Begin Supplied material
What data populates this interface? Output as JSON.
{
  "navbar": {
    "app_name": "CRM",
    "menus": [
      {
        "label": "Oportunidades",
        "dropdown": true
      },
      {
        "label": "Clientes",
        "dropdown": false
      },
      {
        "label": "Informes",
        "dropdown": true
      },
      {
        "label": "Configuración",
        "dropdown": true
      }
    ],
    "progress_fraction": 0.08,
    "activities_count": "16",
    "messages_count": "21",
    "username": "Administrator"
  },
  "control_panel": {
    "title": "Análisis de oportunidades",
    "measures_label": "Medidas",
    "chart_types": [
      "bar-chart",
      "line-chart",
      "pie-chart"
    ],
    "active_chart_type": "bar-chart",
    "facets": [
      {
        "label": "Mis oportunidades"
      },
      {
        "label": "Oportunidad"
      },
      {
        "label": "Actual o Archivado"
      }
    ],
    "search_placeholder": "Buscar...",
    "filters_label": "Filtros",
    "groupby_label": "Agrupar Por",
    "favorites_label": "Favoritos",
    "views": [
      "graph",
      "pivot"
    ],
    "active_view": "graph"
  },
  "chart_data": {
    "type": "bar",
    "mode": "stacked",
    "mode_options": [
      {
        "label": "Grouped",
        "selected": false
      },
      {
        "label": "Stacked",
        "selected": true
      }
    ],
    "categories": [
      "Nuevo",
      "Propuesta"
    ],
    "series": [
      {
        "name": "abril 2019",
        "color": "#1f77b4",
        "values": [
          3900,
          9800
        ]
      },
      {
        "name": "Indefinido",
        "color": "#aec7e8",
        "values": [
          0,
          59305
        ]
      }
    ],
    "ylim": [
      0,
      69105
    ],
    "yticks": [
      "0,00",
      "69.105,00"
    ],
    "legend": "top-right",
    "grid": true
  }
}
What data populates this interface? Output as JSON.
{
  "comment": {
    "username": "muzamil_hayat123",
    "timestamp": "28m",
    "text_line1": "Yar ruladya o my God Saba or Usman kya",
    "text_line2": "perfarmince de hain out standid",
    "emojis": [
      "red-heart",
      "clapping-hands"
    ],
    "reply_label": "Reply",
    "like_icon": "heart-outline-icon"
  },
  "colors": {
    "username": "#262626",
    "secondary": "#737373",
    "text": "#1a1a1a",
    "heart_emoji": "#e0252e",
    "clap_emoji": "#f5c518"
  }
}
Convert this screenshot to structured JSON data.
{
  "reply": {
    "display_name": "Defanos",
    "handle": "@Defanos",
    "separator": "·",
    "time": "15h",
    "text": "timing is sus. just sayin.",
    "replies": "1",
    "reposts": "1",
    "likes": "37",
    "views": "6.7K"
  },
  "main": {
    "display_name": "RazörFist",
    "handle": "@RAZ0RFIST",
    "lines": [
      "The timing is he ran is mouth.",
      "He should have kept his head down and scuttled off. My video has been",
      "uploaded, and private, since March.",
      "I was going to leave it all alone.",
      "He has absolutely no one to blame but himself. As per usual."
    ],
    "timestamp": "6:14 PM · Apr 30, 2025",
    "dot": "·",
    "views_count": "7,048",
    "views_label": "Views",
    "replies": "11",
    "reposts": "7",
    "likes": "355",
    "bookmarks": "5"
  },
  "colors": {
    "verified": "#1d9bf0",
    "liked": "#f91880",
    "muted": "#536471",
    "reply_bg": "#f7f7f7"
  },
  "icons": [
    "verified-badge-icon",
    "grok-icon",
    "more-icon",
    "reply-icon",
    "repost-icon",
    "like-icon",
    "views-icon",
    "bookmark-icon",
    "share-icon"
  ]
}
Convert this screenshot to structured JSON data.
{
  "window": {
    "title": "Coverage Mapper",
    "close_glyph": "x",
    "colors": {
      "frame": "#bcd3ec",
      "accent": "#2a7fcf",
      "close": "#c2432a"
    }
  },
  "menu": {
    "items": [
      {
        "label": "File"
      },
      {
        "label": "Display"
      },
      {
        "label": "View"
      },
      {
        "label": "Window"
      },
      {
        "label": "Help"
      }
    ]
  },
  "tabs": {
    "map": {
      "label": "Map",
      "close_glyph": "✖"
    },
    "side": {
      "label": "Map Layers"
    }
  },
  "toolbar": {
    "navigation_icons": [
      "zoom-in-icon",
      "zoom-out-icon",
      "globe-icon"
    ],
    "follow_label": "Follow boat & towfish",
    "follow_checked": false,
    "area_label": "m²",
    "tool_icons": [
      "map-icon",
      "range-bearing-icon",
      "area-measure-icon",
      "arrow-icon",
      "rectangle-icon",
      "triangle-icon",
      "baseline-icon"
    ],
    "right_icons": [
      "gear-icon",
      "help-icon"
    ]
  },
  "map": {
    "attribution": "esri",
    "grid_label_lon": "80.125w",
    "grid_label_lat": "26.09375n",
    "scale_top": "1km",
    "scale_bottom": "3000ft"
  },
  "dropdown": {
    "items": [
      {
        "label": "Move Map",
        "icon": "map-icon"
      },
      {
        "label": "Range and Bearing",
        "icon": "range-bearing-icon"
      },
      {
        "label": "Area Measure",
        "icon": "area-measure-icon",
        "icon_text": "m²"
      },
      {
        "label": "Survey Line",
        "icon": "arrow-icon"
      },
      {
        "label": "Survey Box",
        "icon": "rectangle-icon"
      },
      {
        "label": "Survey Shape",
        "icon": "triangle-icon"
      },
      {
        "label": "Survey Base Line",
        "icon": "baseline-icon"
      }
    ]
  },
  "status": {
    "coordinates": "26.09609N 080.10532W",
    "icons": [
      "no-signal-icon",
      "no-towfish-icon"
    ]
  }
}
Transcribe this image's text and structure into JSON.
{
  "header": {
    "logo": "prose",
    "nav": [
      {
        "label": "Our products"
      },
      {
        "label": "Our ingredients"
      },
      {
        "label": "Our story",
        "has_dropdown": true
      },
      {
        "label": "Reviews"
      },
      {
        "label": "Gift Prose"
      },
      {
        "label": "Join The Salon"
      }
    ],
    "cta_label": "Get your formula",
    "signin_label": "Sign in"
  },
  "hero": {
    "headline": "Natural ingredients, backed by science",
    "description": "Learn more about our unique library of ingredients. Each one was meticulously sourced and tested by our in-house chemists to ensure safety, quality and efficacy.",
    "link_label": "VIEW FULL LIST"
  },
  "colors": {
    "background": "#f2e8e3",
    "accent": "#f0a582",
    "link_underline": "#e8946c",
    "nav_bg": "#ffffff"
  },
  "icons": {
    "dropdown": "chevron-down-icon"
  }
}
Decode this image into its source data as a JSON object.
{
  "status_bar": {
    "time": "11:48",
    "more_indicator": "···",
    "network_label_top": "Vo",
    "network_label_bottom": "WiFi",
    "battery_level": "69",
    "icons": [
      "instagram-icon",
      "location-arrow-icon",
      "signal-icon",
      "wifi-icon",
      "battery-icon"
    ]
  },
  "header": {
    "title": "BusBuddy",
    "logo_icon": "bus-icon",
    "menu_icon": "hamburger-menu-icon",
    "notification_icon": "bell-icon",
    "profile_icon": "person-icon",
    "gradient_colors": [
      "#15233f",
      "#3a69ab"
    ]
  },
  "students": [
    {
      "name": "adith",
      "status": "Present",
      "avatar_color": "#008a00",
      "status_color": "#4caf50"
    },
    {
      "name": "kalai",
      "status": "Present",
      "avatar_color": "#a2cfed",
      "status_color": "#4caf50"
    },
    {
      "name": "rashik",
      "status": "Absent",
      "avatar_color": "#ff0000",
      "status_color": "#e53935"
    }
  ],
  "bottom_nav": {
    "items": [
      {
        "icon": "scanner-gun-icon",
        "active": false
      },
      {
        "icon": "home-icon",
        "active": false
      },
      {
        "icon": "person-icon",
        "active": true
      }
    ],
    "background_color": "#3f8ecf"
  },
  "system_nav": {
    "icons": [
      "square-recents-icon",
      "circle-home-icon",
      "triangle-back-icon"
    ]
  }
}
End Supplied material
» **Given task**
Transcribe the material above word for word.

» **Task result**
What data populates this interface? Output as JSON.
{
  "navbar": {
    "app_name": "CRM",
    "menus": [
      {
        "label": "Oportunidades",
        "dropdown": true
      },
      {
        "label": "Clientes",
        "dropdown": false
      },
      {
        "label": "Informes",
        "dropdown": true
      },
      {
        "label": "Configuración",
        "dropdown": true
      }
    ],
    "progress_fraction": 0.08,
    "activities_count": "16",
    "messages_count": "21",
    "username": "Administrator"
  },
  "control_panel": {
    "title": "Análisis de oportunidades",
    "measures_label": "Medidas",
    "chart_types": [
      "bar-chart",
      "line-chart",
      "pie-chart"
    ],
    "active_chart_type": "bar-chart",
    "facets": [
      {
        "label": "Mis oportunidades"
      },
      {
        "label": "Oportunidad"
      },
      {
        "label": "Actual o Archivado"
      }
    ],
    "search_placeholder": "Buscar...",
    "filters_label": "Filtros",
    "groupby_label": "Agrupar Por",
    "favorites_label": "Favoritos",
    "views": [
      "graph",
      "pivot"
    ],
    "active_view": "graph"
  },
  "chart_data": {
    "type": "bar",
    "mode": "stacked",
    "mode_options": [
      {
        "label": "Grouped",
        "selected": false
      },
      {
        "label": "Stacked",
        "selected": true
      }
    ],
    "categories": [
      "Nuevo",
      "Propuesta"
    ],
    "series": [
      {
        "name": "abril 2019",
        "color": "#1f77b4",
        "values": [
          3900,
          9800
        ]
      },
      {
        "name": "Indefinido",
        "color": "#aec7e8",
        "values": [
          0,
          59305
        ]
      }
    ],
    "ylim": [
      0,
      69105
    ],
    "yticks": [
      "0,00",
      "69.105,00"
    ],
    "legend": "top-right",
    "grid": true
  }
}
What data populates this interface? Output as JSON.
{
  "comment": {
    "username": "muzamil_hayat123",
    "timestamp": "28m",
    "text_line1": "Yar ruladya o my God Saba or Usman kya",
    "text_line2": "perfarmince de hain out standid",
    "emojis": [
      "red-heart",
      "clapping-hands"
    ],
    "reply_label": "Reply",
    "like_icon": "heart-outline-icon"
  },
  "colors": {
    "username": "#262626",
    "secondary": "#737373",
    "text": "#1a1a1a",
    "heart_emoji": "#e0252e",
    "clap_emoji": "#f5c518"
  }
}
Convert this screenshot to structured JSON data.
{
  "reply": {
    "display_name": "Defanos",
    "handle": "@Defanos",
    "separator": "·",
    "time": "15h",
    "text": "timing is sus. just sayin.",
    "replies": "1",
    "reposts": "1",
    "likes": "37",
    "views": "6.7K"
  },
  "main": {
    "display_name": "RazörFist",
    "handle": "@RAZ0RFIST",
    "lines": [
      "The timing is he ran is mouth.",
      "He should have kept his head down and scuttled off. My video has been",
      "uploaded, and private, since March.",
      "I was going to leave it all alone.",
      "He has absolutely no one to blame but himself. As per usual."
    ],
    "timestamp": "6:14 PM · Apr 30, 2025",
    "dot": "·",
    "views_count": "7,048",
    "views_label": "Views",
    "replies": "11",
    "reposts": "7",
    "likes": "355",
    "bookmarks": "5"
  },
  "colors": {
    "verified": "#1d9bf0",
    "liked": "#f91880",
    "muted": "#536471",
    "reply_bg": "#f7f7f7"
  },
  "icons": [
    "verified-badge-icon",
    "grok-icon",
    "more-icon",
    "reply-icon",
    "repost-icon",
    "like-icon",
    "views-icon",
    "bookmark-icon",
    "share-icon"
  ]
}
Convert this screenshot to structured JSON data.
{
  "window": {
    "title": "Coverage Mapper",
    "close_glyph": "x",
    "colors": {
      "frame": "#bcd3ec",
      "accent": "#2a7fcf",
      "close": "#c2432a"
    }
  },
  "menu": {
    "items": [
      {
        "label": "File"
      },
      {
        "label": "Display"
      },
      {
        "label": "View"
      },
      {
        "label": "Window"
      },
      {
        "label": "Help"
      }
    ]
  },
  "tabs": {
    "map": {
      "label": "Map",
      "close_glyph": "✖"
    },
    "side": {
      "label": "Map Layers"
    }
  },
  "toolbar": {
    "navigation_icons": [
      "zoom-in-icon",
      "zoom-out-icon",
      "globe-icon"
    ],
    "follow_label": "Follow boat & towfish",
    "follow_checked": false,
    "area_label": "m²",
    "tool_icons": [
      "map-icon",
      "range-bearing-icon",
      "area-measure-icon",
      "arrow-icon",
      "rectangle-icon",
      "triangle-icon",
      "baseline-icon"
    ],
    "right_icons": [
      "gear-icon",
      "help-icon"
    ]
  },
  "map": {
    "attribution": "esri",
    "grid_label_lon": "80.125w",
    "grid_label_lat": "26.09375n",
    "scale_top": "1km",
    "scale_bottom": "3000ft"
  },
  "dropdown": {
    "items": [
      {
        "label": "Move Map",
        "icon": "map-icon"
      },
      {
        "label": "Range and Bearing",
        "icon": "range-bearing-icon"
      },
      {
        "label": "Area Measure",
        "icon": "area-measure-icon",
        "icon_text": "m²"
      },
      {
        "label": "Survey Line",
        "icon": "arrow-icon"
      },
      {
        "label": "Survey Box",
        "icon": "rectangle-icon"
      },
      {
        "label": "Survey Shape",
        "icon": "triangle-icon"
      },
      {
        "label": "Survey Base Line",
        "icon": "baseline-icon"
      }
    ]
  },
  "status": {
    "coordinates": "26.09609N 080.10532W",
    "icons": [
      "no-signal-icon",
      "no-towfish-icon"
    ]
  }
}
Transcribe this image's text and structure into JSON.
{
  "header": {
    "logo": "prose",
    "nav": [
      {
        "label": "Our products"
      },
      {
        "label": "Our ingredients"
      },
      {
        "label": "Our story",
        "has_dropdown": true
      },
      {
        "label": "Reviews"
      },
      {
        "label": "Gift Prose"
      },
      {
        "label": "Join The Salon"
      }
    ],
    "cta_label": "Get your formula",
    "signin_label": "Sign in"
  },
  "hero": {
    "headline": "Natural ingredients, backed by science",
    "description": "Learn more about our unique library of ingredients. Each one was meticulously sourced and tested by our in-house chemists to ensure safety, quality and efficacy.",
    "link_label": "VIEW FULL LIST"
  },
  "colors": {
    "background": "#f2e8e3",
    "accent": "#f0a582",
    "link_underline": "#e8946c",
    "nav_bg": "#ffffff"
  },
  "icons": {
    "dropdown": "chevron-down-icon"
  }
}
Decode this image into its source data as a JSON object.
{
  "status_bar": {
    "time": "11:48",
    "more_indicator": "···",
    "network_label_top": "Vo",
    "network_label_bottom": "WiFi",
    "battery_level": "69",
    "icons": [
      "instagram-icon",
      "location-arrow-icon",
      "signal-icon",
      "wifi-icon",
      "battery-icon"
    ]
  },
  "header": {
    "title": "BusBuddy",
    "logo_icon": "bus-icon",
    "menu_icon": "hamburger-menu-icon",
    "notification_icon": "bell-icon",
    "profile_icon": "person-icon",
    "gradient_colors": [
      "#15233f",
      "#3a69ab"
    ]
  },
  "students": [
    {
      "name": "adith",
      "status": "Present",
      "avatar_color": "#008a00",
      "status_color": "#4caf50"
    },
    {
      "name": "kalai",
      "status": "Present",
      "avatar_color": "#a2cfed",
      "status_color": "#4caf50"
    },
    {
      "name": "rashik",
      "status": "Absent",
      "avatar_color": "#ff0000",
      "status_color": "#e53935"
    }
  ],
  "bottom_nav": {
    "items": [
      {
        "icon": "scanner-gun-icon",
        "active": false
      },
      {
        "icon": "home-icon",
        "active": false
      },
      {
        "icon": "person-icon",
        "active": true
      }
    ],
    "background_color": "#3f8ecf"
  },
  "system_nav": {
    "icons": [
      "square-recents-icon",
      "circle-home-icon",
      "triangle-back-icon"
    ]
  }
}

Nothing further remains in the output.